EXERCISE DIRECTIONS. Repeat all of the material exactly as given.
## begin SUPPLIED RECORDS
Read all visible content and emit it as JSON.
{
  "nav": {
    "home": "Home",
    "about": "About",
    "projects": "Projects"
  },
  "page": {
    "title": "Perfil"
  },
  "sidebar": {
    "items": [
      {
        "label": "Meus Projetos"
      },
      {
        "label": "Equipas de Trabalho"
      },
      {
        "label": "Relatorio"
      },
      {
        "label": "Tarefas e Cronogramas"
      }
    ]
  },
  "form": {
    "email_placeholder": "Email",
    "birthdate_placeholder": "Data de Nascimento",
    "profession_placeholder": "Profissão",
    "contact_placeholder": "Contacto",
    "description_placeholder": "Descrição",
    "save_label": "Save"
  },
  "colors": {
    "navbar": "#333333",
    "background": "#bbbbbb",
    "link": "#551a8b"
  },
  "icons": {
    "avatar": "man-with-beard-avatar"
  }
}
## end SUPPLIED RECORDS
WRITTEN ANSWER.
Read all visible content and emit it as JSON.
{
  "nav": {
    "home": "Home",
    "about": "About",
    "projects": "Projects"
  },
  "page": {
    "title": "Perfil"
  },
  "sidebar": {
    "items": [
      {
        "label": "Meus Projetos"
      },
      {
        "label": "Equipas de Trabalho"
      },
      {
        "label": "Relatorio"
      },
      {
        "label": "Tarefas e Cronogramas"
      }
    ]
  },
  "form": {
    "email_placeholder": "Email",
    "birthdate_placeholder": "Data de Nascimento",
    "profession_placeholder": "Profissão",
    "contact_placeholder": "Contacto",
    "description_placeholder": "Descrição",
    "save_label": "Save"
  },
  "colors": {
    "navbar": "#333333",
    "background": "#bbbbbb",
    "link": "#551a8b"
  },
  "icons": {
    "avatar": "man-with-beard-avatar"
  }
}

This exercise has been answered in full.